**Listed records:**
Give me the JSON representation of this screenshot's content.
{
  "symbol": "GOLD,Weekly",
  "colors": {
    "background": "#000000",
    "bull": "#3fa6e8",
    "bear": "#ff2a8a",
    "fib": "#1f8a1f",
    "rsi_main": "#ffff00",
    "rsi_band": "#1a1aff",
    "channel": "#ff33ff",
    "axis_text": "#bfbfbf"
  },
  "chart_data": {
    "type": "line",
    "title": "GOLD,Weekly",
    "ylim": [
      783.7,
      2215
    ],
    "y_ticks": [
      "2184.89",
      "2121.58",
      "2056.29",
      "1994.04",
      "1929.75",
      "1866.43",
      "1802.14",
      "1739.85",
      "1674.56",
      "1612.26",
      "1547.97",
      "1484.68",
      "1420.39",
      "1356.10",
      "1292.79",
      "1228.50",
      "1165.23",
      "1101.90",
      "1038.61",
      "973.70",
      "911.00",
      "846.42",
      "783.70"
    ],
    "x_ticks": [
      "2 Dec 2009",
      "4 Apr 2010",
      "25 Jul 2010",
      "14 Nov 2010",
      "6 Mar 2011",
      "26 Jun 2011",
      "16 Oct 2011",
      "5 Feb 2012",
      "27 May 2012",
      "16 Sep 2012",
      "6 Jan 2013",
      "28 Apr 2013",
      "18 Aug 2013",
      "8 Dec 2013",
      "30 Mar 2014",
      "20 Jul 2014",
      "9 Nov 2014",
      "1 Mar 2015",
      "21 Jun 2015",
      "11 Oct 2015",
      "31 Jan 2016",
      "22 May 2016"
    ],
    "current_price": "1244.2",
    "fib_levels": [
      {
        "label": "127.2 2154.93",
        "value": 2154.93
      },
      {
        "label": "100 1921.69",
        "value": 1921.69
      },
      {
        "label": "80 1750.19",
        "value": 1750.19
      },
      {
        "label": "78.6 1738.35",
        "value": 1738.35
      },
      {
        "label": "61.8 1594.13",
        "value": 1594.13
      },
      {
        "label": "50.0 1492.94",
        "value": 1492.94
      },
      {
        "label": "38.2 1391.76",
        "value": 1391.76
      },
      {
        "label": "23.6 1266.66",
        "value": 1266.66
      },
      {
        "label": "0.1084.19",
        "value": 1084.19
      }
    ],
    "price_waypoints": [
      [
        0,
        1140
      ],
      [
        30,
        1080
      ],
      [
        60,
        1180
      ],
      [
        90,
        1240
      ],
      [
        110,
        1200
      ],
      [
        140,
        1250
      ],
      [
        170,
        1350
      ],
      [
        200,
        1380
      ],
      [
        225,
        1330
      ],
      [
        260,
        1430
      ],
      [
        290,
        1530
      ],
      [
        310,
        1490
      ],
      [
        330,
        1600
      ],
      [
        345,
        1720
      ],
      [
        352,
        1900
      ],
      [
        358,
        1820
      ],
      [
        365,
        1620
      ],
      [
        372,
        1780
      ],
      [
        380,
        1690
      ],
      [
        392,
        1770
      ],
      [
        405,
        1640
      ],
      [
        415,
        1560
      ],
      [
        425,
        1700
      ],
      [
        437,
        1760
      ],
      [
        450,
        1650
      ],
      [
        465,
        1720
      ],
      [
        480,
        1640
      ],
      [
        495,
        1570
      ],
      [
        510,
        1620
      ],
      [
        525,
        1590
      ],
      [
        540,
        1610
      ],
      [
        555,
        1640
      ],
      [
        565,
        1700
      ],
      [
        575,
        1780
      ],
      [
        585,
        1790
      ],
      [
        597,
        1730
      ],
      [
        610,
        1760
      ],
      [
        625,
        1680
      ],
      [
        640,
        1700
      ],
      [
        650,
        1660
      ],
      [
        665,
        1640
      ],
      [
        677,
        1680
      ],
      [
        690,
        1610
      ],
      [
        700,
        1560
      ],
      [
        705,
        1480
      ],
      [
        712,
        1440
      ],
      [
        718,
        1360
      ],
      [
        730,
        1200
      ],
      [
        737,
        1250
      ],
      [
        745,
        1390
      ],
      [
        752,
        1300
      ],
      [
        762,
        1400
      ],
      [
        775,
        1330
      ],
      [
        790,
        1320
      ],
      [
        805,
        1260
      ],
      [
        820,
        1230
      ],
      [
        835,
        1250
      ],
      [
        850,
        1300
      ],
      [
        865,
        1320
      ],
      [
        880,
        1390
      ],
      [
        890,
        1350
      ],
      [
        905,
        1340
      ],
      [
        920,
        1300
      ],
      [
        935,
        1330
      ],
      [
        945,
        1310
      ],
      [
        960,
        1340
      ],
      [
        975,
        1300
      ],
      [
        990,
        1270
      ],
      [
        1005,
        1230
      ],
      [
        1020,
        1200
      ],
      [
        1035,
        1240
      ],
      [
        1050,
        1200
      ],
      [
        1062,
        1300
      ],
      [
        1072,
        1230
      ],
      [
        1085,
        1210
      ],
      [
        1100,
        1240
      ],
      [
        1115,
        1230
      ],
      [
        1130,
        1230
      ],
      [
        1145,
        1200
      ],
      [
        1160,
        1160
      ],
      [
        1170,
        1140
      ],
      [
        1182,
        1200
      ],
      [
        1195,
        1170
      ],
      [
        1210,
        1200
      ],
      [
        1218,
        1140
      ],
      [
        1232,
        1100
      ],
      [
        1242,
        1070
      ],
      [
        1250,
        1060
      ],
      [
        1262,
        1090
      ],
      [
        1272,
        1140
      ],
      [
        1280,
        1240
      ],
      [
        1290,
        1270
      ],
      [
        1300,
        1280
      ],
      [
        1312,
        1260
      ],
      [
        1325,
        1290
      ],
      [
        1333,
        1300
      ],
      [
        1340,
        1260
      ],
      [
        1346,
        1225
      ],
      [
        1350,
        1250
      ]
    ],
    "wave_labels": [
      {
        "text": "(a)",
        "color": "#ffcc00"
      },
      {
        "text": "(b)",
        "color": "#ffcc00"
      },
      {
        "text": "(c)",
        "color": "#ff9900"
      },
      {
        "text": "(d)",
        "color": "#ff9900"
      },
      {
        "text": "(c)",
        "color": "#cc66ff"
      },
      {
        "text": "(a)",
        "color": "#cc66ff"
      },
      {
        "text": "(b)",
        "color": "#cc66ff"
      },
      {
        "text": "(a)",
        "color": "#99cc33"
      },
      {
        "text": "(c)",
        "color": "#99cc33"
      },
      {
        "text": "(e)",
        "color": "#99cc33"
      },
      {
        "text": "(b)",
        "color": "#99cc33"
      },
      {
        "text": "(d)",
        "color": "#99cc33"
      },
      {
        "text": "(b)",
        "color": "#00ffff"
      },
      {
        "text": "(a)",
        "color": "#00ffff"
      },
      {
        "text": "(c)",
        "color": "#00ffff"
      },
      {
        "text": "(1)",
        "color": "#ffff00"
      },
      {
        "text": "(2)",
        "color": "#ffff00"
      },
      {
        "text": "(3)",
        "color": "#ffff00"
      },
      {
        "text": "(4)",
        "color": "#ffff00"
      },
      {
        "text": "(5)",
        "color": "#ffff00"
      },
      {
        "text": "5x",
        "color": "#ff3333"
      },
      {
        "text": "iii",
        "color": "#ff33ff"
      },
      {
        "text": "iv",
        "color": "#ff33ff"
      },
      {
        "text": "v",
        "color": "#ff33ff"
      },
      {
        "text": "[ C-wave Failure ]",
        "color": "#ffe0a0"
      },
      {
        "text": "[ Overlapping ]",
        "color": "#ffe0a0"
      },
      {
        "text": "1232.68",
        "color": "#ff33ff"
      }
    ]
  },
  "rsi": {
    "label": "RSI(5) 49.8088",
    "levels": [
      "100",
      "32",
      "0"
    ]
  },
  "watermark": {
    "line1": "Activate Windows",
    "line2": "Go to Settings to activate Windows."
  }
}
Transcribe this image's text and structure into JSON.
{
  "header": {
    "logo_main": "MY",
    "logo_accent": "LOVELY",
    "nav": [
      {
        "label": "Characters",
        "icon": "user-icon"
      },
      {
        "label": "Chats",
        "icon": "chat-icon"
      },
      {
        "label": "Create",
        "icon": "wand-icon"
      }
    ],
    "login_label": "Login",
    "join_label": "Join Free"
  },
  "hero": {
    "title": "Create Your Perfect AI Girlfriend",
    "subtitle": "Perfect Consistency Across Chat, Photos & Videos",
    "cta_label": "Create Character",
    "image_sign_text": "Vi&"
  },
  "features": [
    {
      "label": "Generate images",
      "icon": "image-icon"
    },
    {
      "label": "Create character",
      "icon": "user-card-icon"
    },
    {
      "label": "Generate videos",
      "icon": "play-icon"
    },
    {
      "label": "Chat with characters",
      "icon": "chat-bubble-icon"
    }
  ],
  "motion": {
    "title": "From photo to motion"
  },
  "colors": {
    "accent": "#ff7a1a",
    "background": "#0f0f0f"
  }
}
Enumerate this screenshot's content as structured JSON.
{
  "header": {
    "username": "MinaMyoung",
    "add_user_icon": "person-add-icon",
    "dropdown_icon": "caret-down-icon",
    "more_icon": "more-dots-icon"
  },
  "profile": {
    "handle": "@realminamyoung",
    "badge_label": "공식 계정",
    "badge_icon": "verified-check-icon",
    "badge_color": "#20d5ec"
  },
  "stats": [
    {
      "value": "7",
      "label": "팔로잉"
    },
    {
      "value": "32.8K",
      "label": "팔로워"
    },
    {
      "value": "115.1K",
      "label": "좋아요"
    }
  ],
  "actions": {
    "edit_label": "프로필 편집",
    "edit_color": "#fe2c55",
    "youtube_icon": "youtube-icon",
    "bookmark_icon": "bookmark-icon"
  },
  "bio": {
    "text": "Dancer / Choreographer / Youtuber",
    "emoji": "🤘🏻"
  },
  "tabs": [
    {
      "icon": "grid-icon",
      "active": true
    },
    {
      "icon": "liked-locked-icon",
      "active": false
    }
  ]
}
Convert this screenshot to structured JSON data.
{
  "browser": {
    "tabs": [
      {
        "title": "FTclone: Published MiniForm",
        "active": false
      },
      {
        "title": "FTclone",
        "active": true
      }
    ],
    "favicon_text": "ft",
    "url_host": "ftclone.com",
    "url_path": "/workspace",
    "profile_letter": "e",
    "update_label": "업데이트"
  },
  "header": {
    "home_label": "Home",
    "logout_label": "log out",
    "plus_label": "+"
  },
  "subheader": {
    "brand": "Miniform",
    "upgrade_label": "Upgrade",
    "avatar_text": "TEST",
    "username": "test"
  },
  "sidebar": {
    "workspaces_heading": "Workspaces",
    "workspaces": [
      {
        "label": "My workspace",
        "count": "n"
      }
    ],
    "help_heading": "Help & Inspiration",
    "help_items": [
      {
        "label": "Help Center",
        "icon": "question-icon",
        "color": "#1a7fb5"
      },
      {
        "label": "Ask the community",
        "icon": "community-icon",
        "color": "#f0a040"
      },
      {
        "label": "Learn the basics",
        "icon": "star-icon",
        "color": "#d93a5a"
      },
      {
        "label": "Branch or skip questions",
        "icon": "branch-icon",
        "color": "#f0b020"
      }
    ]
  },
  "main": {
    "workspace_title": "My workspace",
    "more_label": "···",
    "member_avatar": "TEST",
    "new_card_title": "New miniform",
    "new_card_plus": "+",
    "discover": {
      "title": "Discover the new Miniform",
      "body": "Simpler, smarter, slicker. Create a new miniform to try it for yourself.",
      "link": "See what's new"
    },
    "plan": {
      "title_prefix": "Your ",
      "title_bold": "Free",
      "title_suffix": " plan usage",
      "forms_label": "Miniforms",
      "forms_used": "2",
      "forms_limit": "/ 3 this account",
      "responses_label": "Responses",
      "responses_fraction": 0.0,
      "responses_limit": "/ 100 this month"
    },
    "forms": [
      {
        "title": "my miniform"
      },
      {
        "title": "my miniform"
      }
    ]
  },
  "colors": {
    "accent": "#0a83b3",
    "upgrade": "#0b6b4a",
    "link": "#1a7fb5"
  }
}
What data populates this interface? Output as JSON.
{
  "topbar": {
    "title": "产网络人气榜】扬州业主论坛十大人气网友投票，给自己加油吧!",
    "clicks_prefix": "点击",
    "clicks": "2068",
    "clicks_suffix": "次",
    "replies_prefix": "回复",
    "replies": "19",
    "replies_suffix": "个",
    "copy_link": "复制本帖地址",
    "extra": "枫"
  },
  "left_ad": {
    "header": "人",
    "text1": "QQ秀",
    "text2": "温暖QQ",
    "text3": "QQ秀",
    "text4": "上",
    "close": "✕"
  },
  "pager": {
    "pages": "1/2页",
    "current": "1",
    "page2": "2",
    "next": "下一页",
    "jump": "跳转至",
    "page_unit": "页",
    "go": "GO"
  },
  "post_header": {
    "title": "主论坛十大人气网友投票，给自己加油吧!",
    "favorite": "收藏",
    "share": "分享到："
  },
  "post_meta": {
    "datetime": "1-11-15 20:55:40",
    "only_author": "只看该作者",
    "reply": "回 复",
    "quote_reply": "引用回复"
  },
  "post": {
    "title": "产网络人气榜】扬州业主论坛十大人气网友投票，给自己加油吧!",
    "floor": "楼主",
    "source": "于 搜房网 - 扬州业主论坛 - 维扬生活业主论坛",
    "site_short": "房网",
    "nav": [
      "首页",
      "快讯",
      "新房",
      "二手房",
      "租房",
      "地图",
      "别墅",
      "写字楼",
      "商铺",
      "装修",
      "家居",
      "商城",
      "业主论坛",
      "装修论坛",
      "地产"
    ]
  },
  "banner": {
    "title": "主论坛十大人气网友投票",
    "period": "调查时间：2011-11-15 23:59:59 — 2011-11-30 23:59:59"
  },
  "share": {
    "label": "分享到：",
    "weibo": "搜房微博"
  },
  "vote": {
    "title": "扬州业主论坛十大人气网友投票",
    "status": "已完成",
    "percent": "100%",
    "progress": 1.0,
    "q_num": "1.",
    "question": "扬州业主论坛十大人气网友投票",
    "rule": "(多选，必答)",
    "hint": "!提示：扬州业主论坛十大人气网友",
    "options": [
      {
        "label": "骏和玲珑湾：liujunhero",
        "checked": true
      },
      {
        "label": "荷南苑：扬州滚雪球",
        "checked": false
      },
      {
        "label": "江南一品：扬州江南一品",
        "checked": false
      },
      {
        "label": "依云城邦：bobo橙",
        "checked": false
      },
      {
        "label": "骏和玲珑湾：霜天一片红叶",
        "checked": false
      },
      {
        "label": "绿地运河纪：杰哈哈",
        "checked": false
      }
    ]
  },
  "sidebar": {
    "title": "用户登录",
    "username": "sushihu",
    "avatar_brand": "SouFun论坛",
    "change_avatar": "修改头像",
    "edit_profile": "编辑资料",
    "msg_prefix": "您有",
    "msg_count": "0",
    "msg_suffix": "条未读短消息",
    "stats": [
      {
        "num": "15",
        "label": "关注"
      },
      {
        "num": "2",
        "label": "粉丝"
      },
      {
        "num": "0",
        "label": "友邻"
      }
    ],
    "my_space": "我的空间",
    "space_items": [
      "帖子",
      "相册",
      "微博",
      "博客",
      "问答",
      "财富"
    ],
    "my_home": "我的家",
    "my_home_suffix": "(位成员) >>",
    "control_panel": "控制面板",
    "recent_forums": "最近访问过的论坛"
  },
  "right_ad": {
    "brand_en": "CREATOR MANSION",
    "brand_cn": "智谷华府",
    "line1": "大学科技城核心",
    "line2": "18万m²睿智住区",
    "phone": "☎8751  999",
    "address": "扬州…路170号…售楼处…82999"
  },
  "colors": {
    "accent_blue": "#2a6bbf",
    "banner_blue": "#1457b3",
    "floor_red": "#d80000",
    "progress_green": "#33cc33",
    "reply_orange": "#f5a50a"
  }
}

**Problem details:** Search the preceding listing for the word "community" and pull out every line that holds it.

**Complete output:**
        "label": "Ask the community",
        "icon": "community-icon",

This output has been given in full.